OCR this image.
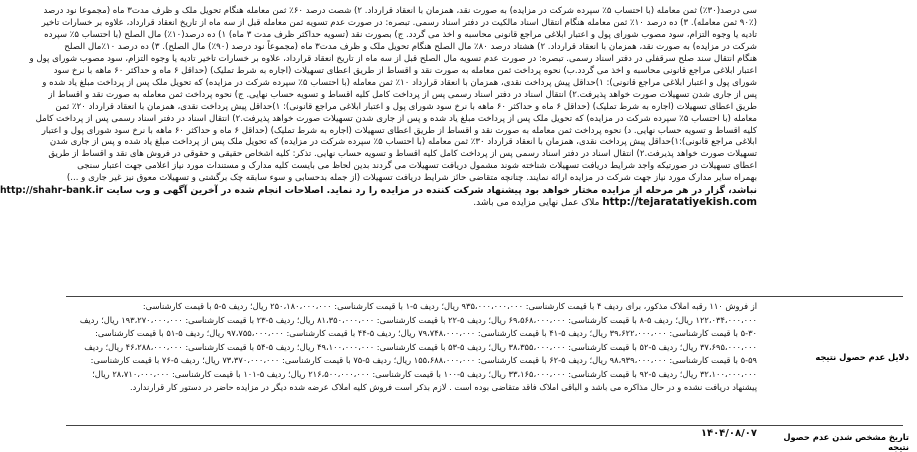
سی درصد(۳۰٪) ثمن معامله (با احتساب ۵٪ سپرده شرکت در مزایده) به صورت نقد، همزمان با انعقاد قرارداد. ۲) شصت درصد ۶۰٪ ثمن معامله هنگام تحویل ملک و ظرف مدت۳ ماه (مجموعا نود درصد

(۹۰٪ ثمن معامله). ۳) ده درصد ۱۰٪ ثمن معامله هنگام انتقال اسناد مالکیت در دفتر اسناد رسمی. تبصره: در صورت عدم تسویه ثمن معامله قبل از سه ماه از تاریخ انعقاد قرارداد، علاوه بر خسارات تاخیر

تادیه یا وجوه التزام، سود مصوب شورای پول و اعتبار ابلاغی مراجع قانونی محاسبه و اخذ می گردد. ج) بصورت نقد (تسویه حداکثر ظرف مدت ۳ ماه) ۱) ده درصد(۱۰٪) مال الصلح (با احتساب ۵٪ سپرده

شرکت در مزایده) به صورت نقد، همزمان با انعقاد قرارداد. ۲) هشتاد درصد ۸۰٪ مال الصلح هنگام تحویل ملک و ظرف مدت۳ ماه (مجموعاً نود درصد (۹۰٪) مال الصلح). ۳) ده درصد ۱۰٪مال الصلح

هنگام انتقال سند صلح سرقفلی در دفتر اسناد رسمی. تبصره: در صورت عدم تسویه مال الصلح قبل از سه ماه از تاریخ انعقاد قرارداد، علاوه بر خسارات تاخیر تادیه یا وجوه التزام، سود مصوب شورای پول و

اعتبار ابلاغی مراجع قانونی محاسبه و اخذ می گردد.ب) نحوه پرداخت ثمن معامله به صورت نقد و اقساط از طریق اعطای تسهیلات (اجاره به شرط تملیک) (حداقل ۶ ماه و حداکثر ۶۰ ماهه با نرخ سود

شورای پول و اعتبار ابلاغی مراجع قانونی): ۱)حداقل پیش پرداخت نقدی، همزمان با انعقاد قرارداد ۱۰٪ ثمن معامله (با احتساب ۵٪ سپرده شرکت در مزایده) که تحویل ملک پس از پرداخت مبلغ یاد شده و

پس از جاری شدن تسهیلات صورت خواهد پذیرفت.۲) انتقال اسناد در دفتر اسناد رسمی پس از پرداخت کامل کلیه اقساط و تسویه حساب نهایی. ج) نحوه پرداخت ثمن معامله به صورت نقد و اقساط از

طریق اعطای تسهیلات (اجاره به شرط تملیک) (حداقل ۶ ماه و حداکثر ۶۰ ماهه با نرخ سود شورای پول و اعتبار ابلاغی مراجع قانونی): ۱)حداقل پیش پرداخت نقدی، همزمان با انعقاد قرارداد ۲۰٪ ثمن

معامله (با احتساب ۵٪ سپرده شرکت در مزایده) که تحویل ملک پس از پرداخت مبلغ یاد شده و پس از جاری شدن تسهیلات صورت خواهد پذیرفت.۲) انتقال اسناد در دفتر اسناد رسمی پس از پرداخت کامل

کلیه اقساط و تسویه حساب نهایی. د) نحوه پرداخت ثمن معامله به صورت نقد و اقساط از طریق اعطای تسهیلات (اجاره به شرط تملیک) (حداقل ۶ ماه و حداکثر ۶۰ ماهه با نرخ سود شورای پول و اعتبار

ابلاغی مراجع قانونی):۱)حداقل پیش پرداخت نقدی، همزمان با انعقاد قرارداد ۳۰٪ ثمن معامله (با احتساب ۵٪ سپرده شرکت در مزایده) که تحویل ملک پس از پرداخت مبلغ یاد شده و پس از جاری شدن

تسهیلات صورت خواهد پذیرفت.۲) انتقال اسناد در دفتر اسناد رسمی پس از پرداخت کامل کلیه اقساط و تسویه حساب نهایی. تذکر: کلیه اشخاص حقیقی و حقوقی در فروش های نقد و اقساط از طریق

اعطای تسهیلات در صورتیکه واجد شرایط دریافت تسهیلات شناخته شوند مشمول دریافت تسهیلات می گردند بدین لحاظ می بایست کلیه مدارک و مستندات مورد نیاز اعلامی جهت اعتبار سنجی

بهمراه سایر مدارک مورد نیاز جهت شرکت در مزایده ارائه نمایند. چنانچه متقاضی حائز شرایط دریافت تسهیلات (از جمله بدحسابی و سوء سابقه چک برگشتی و تسهیلات معوق نیز غیر جاری و ...)

نباشد، گزار در هر مرحله از مزایده مختار خواهد بود پیشنهاد شرکت کننده در مزایده را رد نماید. اصلاحات انجام شده در آخرین آگهی و وب سایت http://shahr-bank.ir

http://tejaratatiyekish.com ملاک عمل نهایی مزایده می باشد.

دلایل عدم حصول نتیجه

از فروش ۱۱۰ رقبه املاک مذکور، برای ردیف ۴ با قیمت کارشناسی: ۹۳۵،۰۰۰،۰۰۰،۰۰۰ ریال؛ ردیف ۵-۱ با قیمت کارشناسی: ۲۵۰،۱۸۰،۰۰۰،۰۰۰ ریال؛ ردیف ۵-۵ با قیمت کارشناسی:

۱۲۲،۰۳۴،۰۰۰،۰۰۰ ریال؛ ردیف ۵-۸ با قیمت کارشناسی: ۶۹،۵۶۸،۰۰۰،۰۰۰ ریال؛ ردیف ۵-۲۲ با قیمت کارشناسی: ۸۱،۳۵۰،۰۰۰،۰۰۰ ریال؛ ردیف ۵-۲۳ با قیمت کارشناسی: ۱۹۳،۲۷۰،۰۰۰،۰۰۰ ریال؛ ردیف

۵-۳۰ با قیمت کارشناسی: ۳۹،۶۲۲،۰۰۰،۰۰۰ ریال؛ ردیف ۵-۴۱ با قیمت کارشناسی: ۷۹،۷۴۸،۰۰۰،۰۰۰ ریال؛ ردیف ۵-۴۴ با قیمت کارشناسی: ۹۷،۷۵۵،۰۰۰،۰۰۰ ریال؛ ردیف ۵-۵۱ با قیمت کارشناسی:

۳۷،۶۹۵،۰۰۰،۰۰۰ ریال؛ ردیف ۵-۵۲ با قیمت کارشناسی: ۳۸،۳۵۵،۰۰۰،۰۰۰ ریال؛ ردیف ۵-۵۳ با قیمت کارشناسی: ۴۹،۱۰۰،۰۰۰،۰۰۰ ریال؛ ردیف ۵-۵۴ با قیمت کارشناسی: ۴۶،۲۸۸،۰۰۰،۰۰۰ ریال؛ ردیف

۵-۵۹ با قیمت کارشناسی: ۹۸،۹۳۹،۰۰۰،۰۰۰ ریال؛ ردیف ۵-۶۲ با قیمت کارشناسی: ۱۵۵،۶۸۸،۰۰۰،۰۰۰ ریال؛ ردیف ۵-۷۵ با قیمت کارشناسی: ۷۳،۳۷۰،۰۰۰،۰۰۰ ریال؛ ردیف ۵-۷۶ با قیمت کارشناسی:

۳۲،۱۰۰،۰۰۰،۰۰۰ ریال؛ ردیف ۵-۹۲ با قیمت کارشناسی: ۳۳،۱۶۵،۰۰۰،۰۰۰ ریال؛ ردیف ۵-۱۰۰ با قیمت کارشناسی: ۲۱۶،۵۰۰،۰۰۰،۰۰۰ ریال؛ ردیف ۵-۱۰۱ با قیمت کارشناسی: ۲۸،۷۱۰،۰۰۰،۰۰۰ ریال؛

پیشنهاد دریافت نشده و در حال مذاکره می باشد و الباقی املاک فاقد متقاضی بوده است . لازم بذکر است فروش کلیه املاک عرضه شده دیگر در مزایده حاضر در دستور کار قرارندارد.

تاریخ مشخص شدن عدم حصول نتیجه
۱۴۰۴/۰۸/۰۷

════════════════════

__Task description__. Go through the material above and print all of it exactly, except the pictures.

__Result for this task__.
OCR this image.
سی درصد(۳۰٪) ثمن معامله (با احتساب ۵٪ سپرده شرکت در مزایده) به صورت نقد، همزمان با انعقاد قرارداد. ۲) شصت درصد ۶۰٪ ثمن معامله هنگام تحویل ملک و ظرف مدت۳ ماه (مجموعا نود درصد

(۹۰٪ ثمن معامله). ۳) ده درصد ۱۰٪ ثمن معامله هنگام انتقال اسناد مالکیت در دفتر اسناد رسمی. تبصره: در صورت عدم تسویه ثمن معامله قبل از سه ماه از تاریخ انعقاد قرارداد، علاوه بر خسارات تاخیر

تادیه یا وجوه التزام، سود مصوب شورای پول و اعتبار ابلاغی مراجع قانونی محاسبه و اخذ می گردد. ج) بصورت نقد (تسویه حداکثر ظرف مدت ۳ ماه) ۱) ده درصد(۱۰٪) مال الصلح (با احتساب ۵٪ سپرده

شرکت در مزایده) به صورت نقد، همزمان با انعقاد قرارداد. ۲) هشتاد درصد ۸۰٪ مال الصلح هنگام تحویل ملک و ظرف مدت۳ ماه (مجموعاً نود درصد (۹۰٪) مال الصلح). ۳) ده درصد ۱۰٪مال الصلح

هنگام انتقال سند صلح سرقفلی در دفتر اسناد رسمی. تبصره: در صورت عدم تسویه مال الصلح قبل از سه ماه از تاریخ انعقاد قرارداد، علاوه بر خسارات تاخیر تادیه یا وجوه التزام، سود مصوب شورای پول و

اعتبار ابلاغی مراجع قانونی محاسبه و اخذ می گردد.ب) نحوه پرداخت ثمن معامله به صورت نقد و اقساط از طریق اعطای تسهیلات (اجاره به شرط تملیک) (حداقل ۶ ماه و حداکثر ۶۰ ماهه با نرخ سود

شورای پول و اعتبار ابلاغی مراجع قانونی): ۱)حداقل پیش پرداخت نقدی، همزمان با انعقاد قرارداد ۱۰٪ ثمن معامله (با احتساب ۵٪ سپرده شرکت در مزایده) که تحویل ملک پس از پرداخت مبلغ یاد شده و

پس از جاری شدن تسهیلات صورت خواهد پذیرفت.۲) انتقال اسناد در دفتر اسناد رسمی پس از پرداخت کامل کلیه اقساط و تسویه حساب نهایی. ج) نحوه پرداخت ثمن معامله به صورت نقد و اقساط از

طریق اعطای تسهیلات (اجاره به شرط تملیک) (حداقل ۶ ماه و حداکثر ۶۰ ماهه با نرخ سود شورای پول و اعتبار ابلاغی مراجع قانونی): ۱)حداقل پیش پرداخت نقدی، همزمان با انعقاد قرارداد ۲۰٪ ثمن

معامله (با احتساب ۵٪ سپرده شرکت در مزایده) که تحویل ملک پس از پرداخت مبلغ یاد شده و پس از جاری شدن تسهیلات صورت خواهد پذیرفت.۲) انتقال اسناد در دفتر اسناد رسمی پس از پرداخت کامل

کلیه اقساط و تسویه حساب نهایی. د) نحوه پرداخت ثمن معامله به صورت نقد و اقساط از طریق اعطای تسهیلات (اجاره به شرط تملیک) (حداقل ۶ ماه و حداکثر ۶۰ ماهه با نرخ سود شورای پول و اعتبار

ابلاغی مراجع قانونی):۱)حداقل پیش پرداخت نقدی، همزمان با انعقاد قرارداد ۳۰٪ ثمن معامله (با احتساب ۵٪ سپرده شرکت در مزایده) که تحویل ملک پس از پرداخت مبلغ یاد شده و پس از جاری شدن

تسهیلات صورت خواهد پذیرفت.۲) انتقال اسناد در دفتر اسناد رسمی پس از پرداخت کامل کلیه اقساط و تسویه حساب نهایی. تذکر: کلیه اشخاص حقیقی و حقوقی در فروش های نقد و اقساط از طریق

اعطای تسهیلات در صورتیکه واجد شرایط دریافت تسهیلات شناخته شوند مشمول دریافت تسهیلات می گردند بدین لحاظ می بایست کلیه مدارک و مستندات مورد نیاز اعلامی جهت اعتبار سنجی

بهمراه سایر مدارک مورد نیاز جهت شرکت در مزایده ارائه نمایند. چنانچه متقاضی حائز شرایط دریافت تسهیلات (از جمله بدحسابی و سوء سابقه چک برگشتی و تسهیلات معوق نیز غیر جاری و ...)

نباشد، گزار در هر مرحله از مزایده مختار خواهد بود پیشنهاد شرکت کننده در مزایده را رد نماید. اصلاحات انجام شده در آخرین آگهی و وب سایت http://shahr-bank.ir

http://tejaratatiyekish.com ملاک عمل نهایی مزایده می باشد.

دلایل عدم حصول نتیجه

از فروش ۱۱۰ رقبه املاک مذکور، برای ردیف ۴ با قیمت کارشناسی: ۹۳۵،۰۰۰،۰۰۰،۰۰۰ ریال؛ ردیف ۵-۱ با قیمت کارشناسی: ۲۵۰،۱۸۰،۰۰۰،۰۰۰ ریال؛ ردیف ۵-۵ با قیمت کارشناسی:

۱۲۲،۰۳۴،۰۰۰،۰۰۰ ریال؛ ردیف ۵-۸ با قیمت کارشناسی: ۶۹،۵۶۸،۰۰۰،۰۰۰ ریال؛ ردیف ۵-۲۲ با قیمت کارشناسی: ۸۱،۳۵۰،۰۰۰،۰۰۰ ریال؛ ردیف ۵-۲۳ با قیمت کارشناسی: ۱۹۳،۲۷۰،۰۰۰،۰۰۰ ریال؛ ردیف

۵-۳۰ با قیمت کارشناسی: ۳۹،۶۲۲،۰۰۰،۰۰۰ ریال؛ ردیف ۵-۴۱ با قیمت کارشناسی: ۷۹،۷۴۸،۰۰۰،۰۰۰ ریال؛ ردیف ۵-۴۴ با قیمت کارشناسی: ۹۷،۷۵۵،۰۰۰،۰۰۰ ریال؛ ردیف ۵-۵۱ با قیمت کارشناسی:

۳۷،۶۹۵،۰۰۰،۰۰۰ ریال؛ ردیف ۵-۵۲ با قیمت کارشناسی: ۳۸،۳۵۵،۰۰۰،۰۰۰ ریال؛ ردیف ۵-۵۳ با قیمت کارشناسی: ۴۹،۱۰۰،۰۰۰،۰۰۰ ریال؛ ردیف ۵-۵۴ با قیمت کارشناسی: ۴۶،۲۸۸،۰۰۰،۰۰۰ ریال؛ ردیف

۵-۵۹ با قیمت کارشناسی: ۹۸،۹۳۹،۰۰۰،۰۰۰ ریال؛ ردیف ۵-۶۲ با قیمت کارشناسی: ۱۵۵،۶۸۸،۰۰۰،۰۰۰ ریال؛ ردیف ۵-۷۵ با قیمت کارشناسی: ۷۳،۳۷۰،۰۰۰،۰۰۰ ریال؛ ردیف ۵-۷۶ با قیمت کارشناسی:

۳۲،۱۰۰،۰۰۰،۰۰۰ ریال؛ ردیف ۵-۹۲ با قیمت کارشناسی: ۳۳،۱۶۵،۰۰۰،۰۰۰ ریال؛ ردیف ۵-۱۰۰ با قیمت کارشناسی: ۲۱۶،۵۰۰،۰۰۰،۰۰۰ ریال؛ ردیف ۵-۱۰۱ با قیمت کارشناسی: ۲۸،۷۱۰،۰۰۰،۰۰۰ ریال؛

پیشنهاد دریافت نشده و در حال مذاکره می باشد و الباقی املاک فاقد متقاضی بوده است . لازم بذکر است فروش کلیه املاک عرضه شده دیگر در مزایده حاضر در دستور کار قرارندارد.

تاریخ مشخص شدن عدم حصول نتیجه
۱۴۰۴/۰۸/۰۷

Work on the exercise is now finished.